• _Entries supplied_
-- -- --

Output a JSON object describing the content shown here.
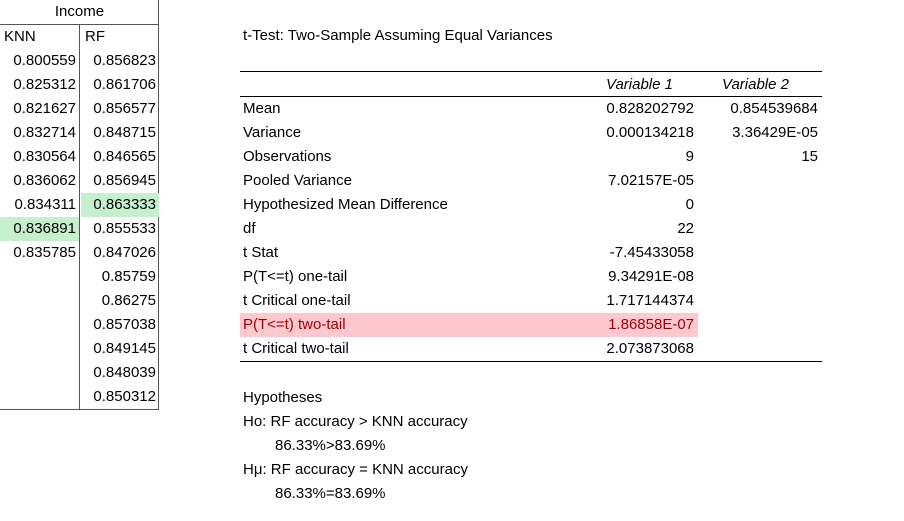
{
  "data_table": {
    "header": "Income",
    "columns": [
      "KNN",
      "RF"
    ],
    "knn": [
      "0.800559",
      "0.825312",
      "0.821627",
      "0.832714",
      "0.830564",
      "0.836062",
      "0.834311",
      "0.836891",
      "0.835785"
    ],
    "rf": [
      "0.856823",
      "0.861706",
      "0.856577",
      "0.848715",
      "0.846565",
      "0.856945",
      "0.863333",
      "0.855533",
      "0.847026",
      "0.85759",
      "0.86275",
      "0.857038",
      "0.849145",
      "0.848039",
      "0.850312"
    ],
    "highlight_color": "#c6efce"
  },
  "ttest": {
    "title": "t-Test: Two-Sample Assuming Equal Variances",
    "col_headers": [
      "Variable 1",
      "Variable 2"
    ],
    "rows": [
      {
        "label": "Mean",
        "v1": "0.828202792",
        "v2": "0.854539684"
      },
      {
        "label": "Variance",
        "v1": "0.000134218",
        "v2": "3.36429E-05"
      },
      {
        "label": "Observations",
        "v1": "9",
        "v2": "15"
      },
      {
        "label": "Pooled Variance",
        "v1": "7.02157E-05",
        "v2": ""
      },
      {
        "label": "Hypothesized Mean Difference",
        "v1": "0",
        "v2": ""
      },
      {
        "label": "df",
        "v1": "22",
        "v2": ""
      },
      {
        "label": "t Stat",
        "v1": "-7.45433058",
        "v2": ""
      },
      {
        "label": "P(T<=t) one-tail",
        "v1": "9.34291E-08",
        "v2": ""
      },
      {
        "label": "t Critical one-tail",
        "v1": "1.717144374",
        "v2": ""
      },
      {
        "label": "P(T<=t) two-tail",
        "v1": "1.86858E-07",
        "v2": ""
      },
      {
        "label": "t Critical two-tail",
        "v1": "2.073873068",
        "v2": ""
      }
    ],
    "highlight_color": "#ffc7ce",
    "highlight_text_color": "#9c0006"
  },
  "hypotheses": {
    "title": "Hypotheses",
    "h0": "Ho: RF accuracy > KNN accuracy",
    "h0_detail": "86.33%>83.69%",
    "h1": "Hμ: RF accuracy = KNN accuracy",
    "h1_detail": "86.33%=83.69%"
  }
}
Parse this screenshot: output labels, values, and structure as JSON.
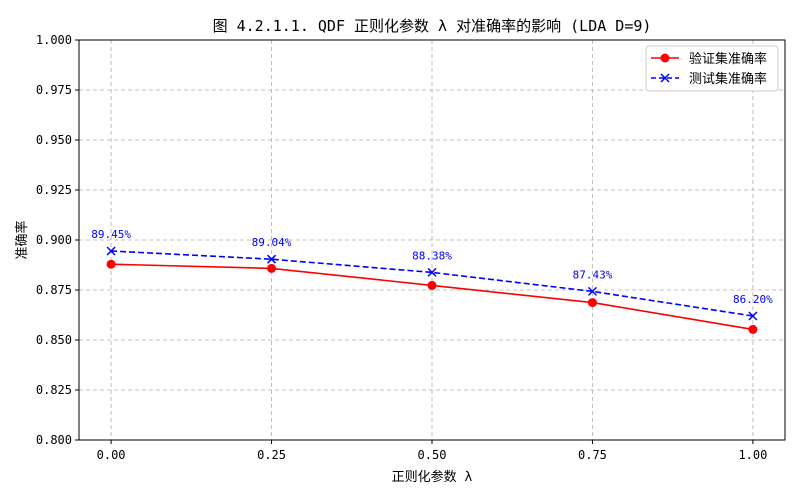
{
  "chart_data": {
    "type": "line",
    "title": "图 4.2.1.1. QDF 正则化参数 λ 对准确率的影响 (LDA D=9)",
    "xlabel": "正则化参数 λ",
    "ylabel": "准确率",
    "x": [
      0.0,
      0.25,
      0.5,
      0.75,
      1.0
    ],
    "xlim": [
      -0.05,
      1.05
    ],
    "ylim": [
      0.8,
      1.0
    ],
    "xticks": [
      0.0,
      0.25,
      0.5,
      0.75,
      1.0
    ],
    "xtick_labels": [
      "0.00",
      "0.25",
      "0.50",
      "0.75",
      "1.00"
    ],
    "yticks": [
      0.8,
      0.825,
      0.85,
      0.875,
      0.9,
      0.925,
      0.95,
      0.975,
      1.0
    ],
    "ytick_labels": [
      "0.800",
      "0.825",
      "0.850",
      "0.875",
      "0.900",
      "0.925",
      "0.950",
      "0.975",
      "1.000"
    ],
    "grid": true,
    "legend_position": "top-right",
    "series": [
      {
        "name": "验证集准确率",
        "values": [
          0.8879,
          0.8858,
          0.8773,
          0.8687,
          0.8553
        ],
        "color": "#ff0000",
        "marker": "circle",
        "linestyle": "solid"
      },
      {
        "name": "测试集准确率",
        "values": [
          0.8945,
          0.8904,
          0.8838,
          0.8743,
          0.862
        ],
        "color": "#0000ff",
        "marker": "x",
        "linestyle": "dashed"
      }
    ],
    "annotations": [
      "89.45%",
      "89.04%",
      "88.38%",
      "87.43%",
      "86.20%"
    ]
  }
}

-- -- --

• _Exercise prompt_
Copy the records above exactly. The pictures are not part of the copy.

• _Written answer_
Output a JSON object describing the content shown here.
{
  "data_table": {
    "header": "Income",
    "columns": [
      "KNN",
      "RF"
    ],
    "knn": [
      "0.800559",
      "0.825312",
      "0.821627",
      "0.832714",
      "0.830564",
      "0.836062",
      "0.834311",
      "0.836891",
      "0.835785"
    ],
    "rf": [
      "0.856823",
      "0.861706",
      "0.856577",
      "0.848715",
      "0.846565",
      "0.856945",
      "0.863333",
      "0.855533",
      "0.847026",
      "0.85759",
      "0.86275",
      "0.857038",
      "0.849145",
      "0.848039",
      "0.850312"
    ],
    "highlight_color": "#c6efce"
  },
  "ttest": {
    "title": "t-Test: Two-Sample Assuming Equal Variances",
    "col_headers": [
      "Variable 1",
      "Variable 2"
    ],
    "rows": [
      {
        "label": "Mean",
        "v1": "0.828202792",
        "v2": "0.854539684"
      },
      {
        "label": "Variance",
        "v1": "0.000134218",
        "v2": "3.36429E-05"
      },
      {
        "label": "Observations",
        "v1": "9",
        "v2": "15"
      },
      {
        "label": "Pooled Variance",
        "v1": "7.02157E-05",
        "v2": ""
      },
      {
        "label": "Hypothesized Mean Difference",
        "v1": "0",
        "v2": ""
      },
      {
        "label": "df",
        "v1": "22",
        "v2": ""
      },
      {
        "label": "t Stat",
        "v1": "-7.45433058",
        "v2": ""
      },
      {
        "label": "P(T<=t) one-tail",
        "v1": "9.34291E-08",
        "v2": ""
      },
      {
        "label": "t Critical one-tail",
        "v1": "1.717144374",
        "v2": ""
      },
      {
        "label": "P(T<=t) two-tail",
        "v1": "1.86858E-07",
        "v2": ""
      },
      {
        "label": "t Critical two-tail",
        "v1": "2.073873068",
        "v2": ""
      }
    ],
    "highlight_color": "#ffc7ce",
    "highlight_text_color": "#9c0006"
  },
  "hypotheses": {
    "title": "Hypotheses",
    "h0": "Ho: RF accuracy > KNN accuracy",
    "h0_detail": "86.33%>83.69%",
    "h1": "Hμ: RF accuracy = KNN accuracy",
    "h1_detail": "86.33%=83.69%"
  }
}
Parse this screenshot: output labels, values, and structure as JSON.
{
  "chart_data": {
    "type": "line",
    "title": "图 4.2.1.1. QDF 正则化参数 λ 对准确率的影响 (LDA D=9)",
    "xlabel": "正则化参数 λ",
    "ylabel": "准确率",
    "x": [
      0.0,
      0.25,
      0.5,
      0.75,
      1.0
    ],
    "xlim": [
      -0.05,
      1.05
    ],
    "ylim": [
      0.8,
      1.0
    ],
    "xticks": [
      0.0,
      0.25,
      0.5,
      0.75,
      1.0
    ],
    "xtick_labels": [
      "0.00",
      "0.25",
      "0.50",
      "0.75",
      "1.00"
    ],
    "yticks": [
      0.8,
      0.825,
      0.85,
      0.875,
      0.9,
      0.925,
      0.95,
      0.975,
      1.0
    ],
    "ytick_labels": [
      "0.800",
      "0.825",
      "0.850",
      "0.875",
      "0.900",
      "0.925",
      "0.950",
      "0.975",
      "1.000"
    ],
    "grid": true,
    "legend_position": "top-right",
    "series": [
      {
        "name": "验证集准确率",
        "values": [
          0.8879,
          0.8858,
          0.8773,
          0.8687,
          0.8553
        ],
        "color": "#ff0000",
        "marker": "circle",
        "linestyle": "solid"
      },
      {
        "name": "测试集准确率",
        "values": [
          0.8945,
          0.8904,
          0.8838,
          0.8743,
          0.862
        ],
        "color": "#0000ff",
        "marker": "x",
        "linestyle": "dashed"
      }
    ],
    "annotations": [
      "89.45%",
      "89.04%",
      "88.38%",
      "87.43%",
      "86.20%"
    ]
  }
}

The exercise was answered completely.